## AIM
Please copy out all of the data below line for line, without the pictures.

## WORKING DATA

....................

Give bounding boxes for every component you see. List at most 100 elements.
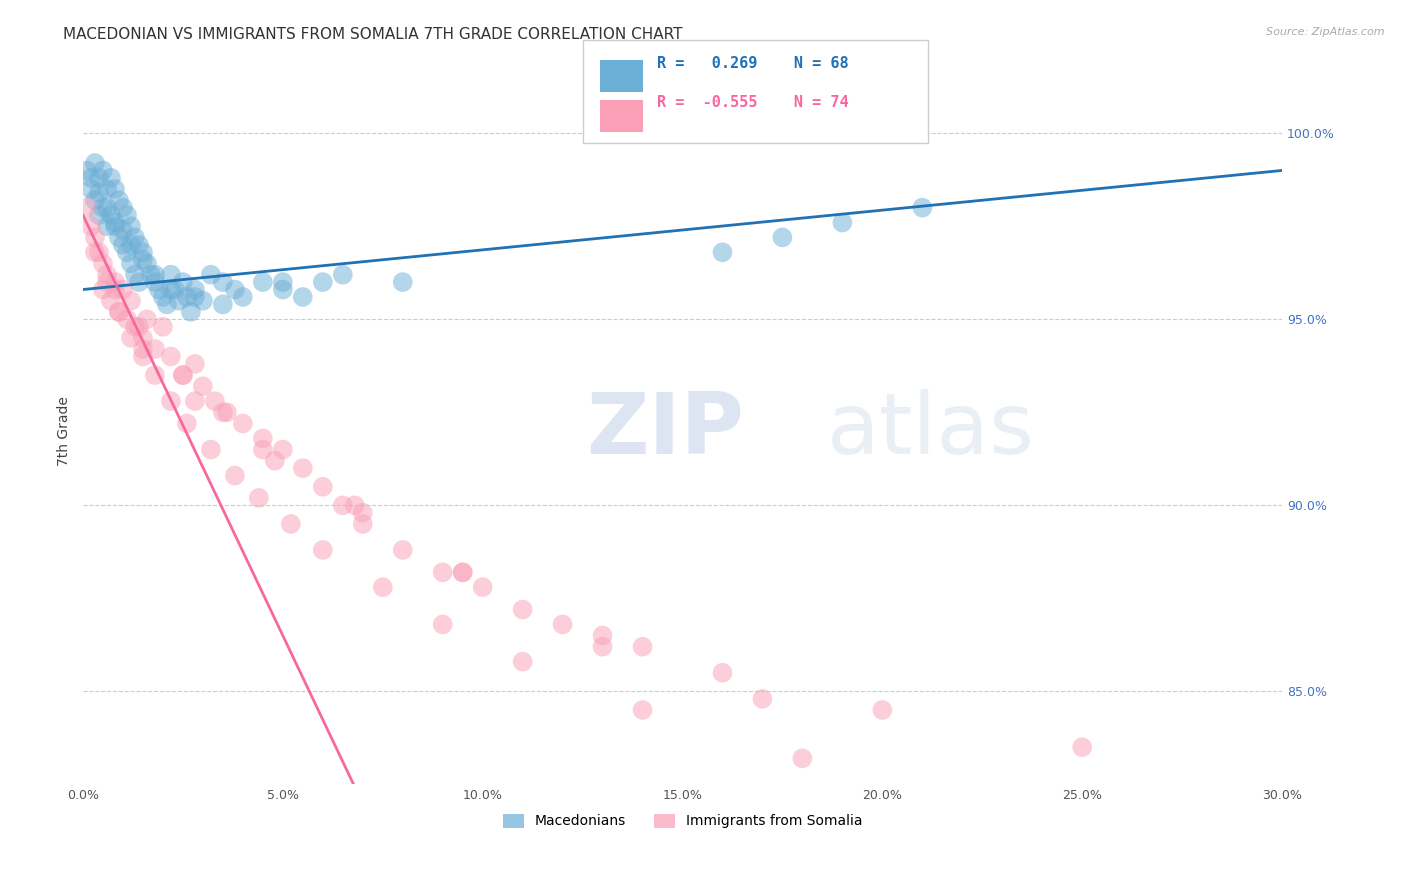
Point: [139, 268, 162, 282]
Point: [115, 208, 138, 222]
Point: [160, 394, 183, 409]
Text: R =  -0.555    N = 74: R = -0.555 N = 74: [657, 95, 848, 111]
Point: [631, 640, 654, 654]
Legend: Macedonians, Immigrants from Somalia: Macedonians, Immigrants from Somalia: [498, 808, 868, 834]
Point: [96, 268, 118, 282]
Point: [111, 223, 134, 237]
Point: [291, 290, 314, 304]
Point: [132, 331, 155, 345]
Point: [143, 268, 166, 282]
Point: [451, 566, 474, 580]
Point: [224, 468, 246, 483]
Point: [212, 405, 235, 419]
Text: Source: ZipAtlas.com: Source: ZipAtlas.com: [1267, 27, 1385, 37]
Point: [143, 342, 166, 356]
Text: atlas: atlas: [827, 390, 1035, 473]
Point: [232, 417, 254, 431]
Point: [91, 256, 114, 270]
Point: [831, 215, 853, 229]
Point: [592, 640, 614, 654]
Point: [212, 297, 235, 311]
Point: [87, 245, 110, 260]
Point: [91, 283, 114, 297]
Point: [104, 283, 127, 297]
Point: [108, 230, 131, 244]
Point: [108, 305, 131, 319]
Point: [104, 275, 127, 289]
Point: [163, 283, 186, 297]
Point: [271, 283, 294, 297]
Point: [191, 293, 214, 308]
Point: [352, 516, 374, 531]
Point: [200, 442, 222, 457]
Point: [96, 182, 118, 196]
Point: [184, 290, 207, 304]
Point: [512, 602, 534, 616]
Point: [172, 368, 194, 383]
Point: [136, 312, 159, 326]
Point: [76, 163, 98, 178]
Point: [200, 268, 222, 282]
Point: [792, 751, 814, 765]
Y-axis label: 7th Grade: 7th Grade: [58, 396, 72, 466]
Point: [312, 275, 335, 289]
Point: [128, 319, 150, 334]
Point: [172, 368, 194, 383]
Point: [711, 245, 734, 260]
Text: ZIP: ZIP: [586, 390, 744, 473]
Point: [332, 268, 354, 282]
Point: [512, 655, 534, 669]
Point: [108, 305, 131, 319]
Point: [751, 691, 773, 706]
Point: [280, 516, 302, 531]
Point: [111, 283, 134, 297]
Point: [592, 629, 614, 643]
Point: [120, 293, 142, 308]
Point: [184, 394, 207, 409]
Point: [911, 201, 934, 215]
Point: [252, 431, 274, 445]
Point: [631, 703, 654, 717]
Point: [471, 580, 494, 594]
Point: [132, 245, 155, 260]
Point: [451, 566, 474, 580]
Point: [343, 499, 366, 513]
Point: [204, 394, 226, 409]
Point: [84, 156, 107, 170]
Point: [128, 275, 150, 289]
Point: [136, 256, 159, 270]
Point: [100, 170, 122, 185]
Point: [128, 238, 150, 252]
Point: [711, 665, 734, 680]
Point: [160, 350, 183, 364]
Point: [111, 238, 134, 252]
Point: [770, 230, 793, 244]
Point: [252, 442, 274, 457]
Point: [84, 245, 107, 260]
Point: [132, 342, 155, 356]
Point: [352, 506, 374, 520]
Point: [172, 275, 194, 289]
Point: [1071, 740, 1094, 755]
Point: [91, 201, 114, 215]
Point: [263, 453, 285, 467]
Point: [104, 219, 127, 234]
Point: [96, 275, 118, 289]
Point: [80, 182, 103, 196]
Point: [152, 319, 174, 334]
Point: [551, 617, 574, 632]
Point: [132, 350, 155, 364]
Point: [143, 368, 166, 383]
Point: [80, 170, 103, 185]
Point: [247, 491, 270, 505]
Point: [115, 312, 138, 326]
Point: [104, 182, 127, 196]
Point: [152, 290, 174, 304]
Point: [432, 566, 454, 580]
Text: R =   0.269    N = 68: R = 0.269 N = 68: [657, 56, 848, 71]
Point: [148, 283, 170, 297]
Point: [132, 252, 155, 267]
Point: [143, 275, 166, 289]
Point: [87, 186, 110, 200]
Point: [100, 293, 122, 308]
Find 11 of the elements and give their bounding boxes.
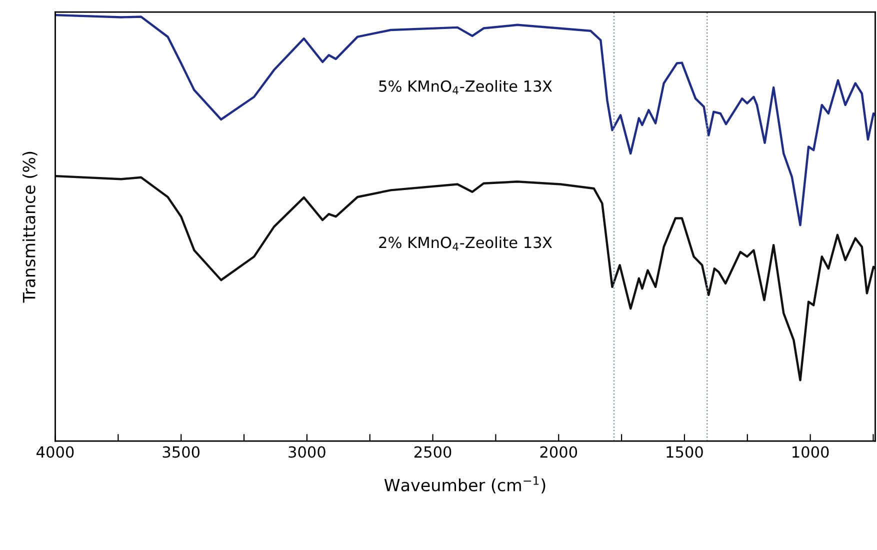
y-axis-title: Transmittance (%) [22, 152, 38, 303]
text: 5% KMnO$_{4}$-Zeolite 13X [379, 80, 552, 94]
x-tick-label: 2500 [414, 446, 452, 458]
x-tick-label: 3000 [288, 446, 326, 458]
x-tick-label: 4000 [36, 446, 74, 458]
x-axis-title: Waveumber (cm$^{−1}$) [384, 476, 546, 494]
x-tick-label: 3500 [162, 446, 200, 458]
text: 2% KMnO$_{4}$-Zeolite 13X [379, 236, 552, 251]
x-tick-label: 1500 [666, 446, 703, 458]
x-tick-label: 1000 [792, 446, 829, 458]
x-tick-label: 2000 [540, 446, 578, 458]
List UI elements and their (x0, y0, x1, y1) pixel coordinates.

....................

## PROBLEM SOLUTION
Give bounding boxes for every component you see. List at most 100 elements.
Point: [139, 268, 162, 282]
Point: [115, 208, 138, 222]
Point: [160, 394, 183, 409]
Text: R =  -0.555    N = 74: R = -0.555 N = 74: [657, 95, 848, 111]
Point: [631, 640, 654, 654]
Legend: Macedonians, Immigrants from Somalia: Macedonians, Immigrants from Somalia: [498, 808, 868, 834]
Point: [96, 268, 118, 282]
Point: [111, 223, 134, 237]
Point: [291, 290, 314, 304]
Point: [132, 331, 155, 345]
Point: [143, 268, 166, 282]
Point: [451, 566, 474, 580]
Point: [224, 468, 246, 483]
Point: [212, 405, 235, 419]
Text: Source: ZipAtlas.com: Source: ZipAtlas.com: [1267, 27, 1385, 37]
Point: [143, 342, 166, 356]
Text: atlas: atlas: [827, 390, 1035, 473]
Point: [232, 417, 254, 431]
Point: [91, 256, 114, 270]
Point: [831, 215, 853, 229]
Point: [592, 640, 614, 654]
Point: [212, 297, 235, 311]
Point: [87, 245, 110, 260]
Point: [91, 283, 114, 297]
Point: [104, 283, 127, 297]
Point: [108, 230, 131, 244]
Point: [108, 305, 131, 319]
Point: [104, 275, 127, 289]
Point: [163, 283, 186, 297]
Point: [271, 283, 294, 297]
Point: [191, 293, 214, 308]
Point: [352, 516, 374, 531]
Point: [200, 442, 222, 457]
Point: [96, 182, 118, 196]
Point: [184, 290, 207, 304]
Point: [512, 602, 534, 616]
Point: [172, 368, 194, 383]
Point: [136, 312, 159, 326]
Point: [76, 163, 98, 178]
Point: [200, 268, 222, 282]
Point: [792, 751, 814, 765]
Y-axis label: 7th Grade: 7th Grade: [58, 396, 72, 466]
Point: [312, 275, 335, 289]
Point: [128, 319, 150, 334]
Point: [172, 368, 194, 383]
Point: [711, 245, 734, 260]
Text: ZIP: ZIP: [586, 390, 744, 473]
Point: [332, 268, 354, 282]
Point: [512, 655, 534, 669]
Point: [108, 305, 131, 319]
Point: [751, 691, 773, 706]
Point: [280, 516, 302, 531]
Point: [111, 283, 134, 297]
Point: [592, 629, 614, 643]
Point: [120, 293, 142, 308]
Point: [184, 394, 207, 409]
Point: [911, 201, 934, 215]
Point: [252, 431, 274, 445]
Point: [631, 703, 654, 717]
Point: [471, 580, 494, 594]
Point: [132, 245, 155, 260]
Point: [451, 566, 474, 580]
Point: [343, 499, 366, 513]
Point: [204, 394, 226, 409]
Point: [84, 156, 107, 170]
Point: [128, 275, 150, 289]
Point: [136, 256, 159, 270]
Point: [100, 170, 122, 185]
Point: [128, 238, 150, 252]
Point: [711, 665, 734, 680]
Point: [160, 350, 183, 364]
Point: [111, 238, 134, 252]
Point: [770, 230, 793, 244]
Point: [252, 442, 274, 457]
Point: [84, 245, 107, 260]
Point: [132, 342, 155, 356]
Point: [352, 506, 374, 520]
Point: [172, 275, 194, 289]
Point: [1071, 740, 1094, 755]
Point: [91, 201, 114, 215]
Point: [263, 453, 285, 467]
Point: [104, 219, 127, 234]
Point: [96, 275, 118, 289]
Point: [80, 182, 103, 196]
Point: [152, 319, 174, 334]
Point: [551, 617, 574, 632]
Point: [132, 350, 155, 364]
Point: [143, 368, 166, 383]
Point: [80, 170, 103, 185]
Point: [247, 491, 270, 505]
Point: [115, 312, 138, 326]
Point: [104, 182, 127, 196]
Point: [152, 290, 174, 304]
Point: [432, 566, 454, 580]
Text: R =   0.269    N = 68: R = 0.269 N = 68: [657, 56, 848, 71]
Point: [148, 283, 170, 297]
Point: [132, 252, 155, 267]
Point: [143, 275, 166, 289]
Point: [87, 186, 110, 200]
Point: [100, 293, 122, 308]
Find 11 of the elements and give their bounding boxes.
y-axis-title: Transmittance (%) [22, 152, 38, 303]
text: 5% KMnO$_{4}$-Zeolite 13X [379, 80, 552, 94]
x-tick-label: 2500 [414, 446, 452, 458]
x-tick-label: 3000 [288, 446, 326, 458]
x-tick-label: 4000 [36, 446, 74, 458]
x-axis-title: Waveumber (cm$^{−1}$) [384, 476, 546, 494]
x-tick-label: 3500 [162, 446, 200, 458]
text: 2% KMnO$_{4}$-Zeolite 13X [379, 236, 552, 251]
x-tick-label: 1500 [666, 446, 703, 458]
x-tick-label: 1000 [792, 446, 829, 458]
x-tick-label: 2000 [540, 446, 578, 458]
List UI elements and their (x0, y0, x1, y1) pixel coordinates.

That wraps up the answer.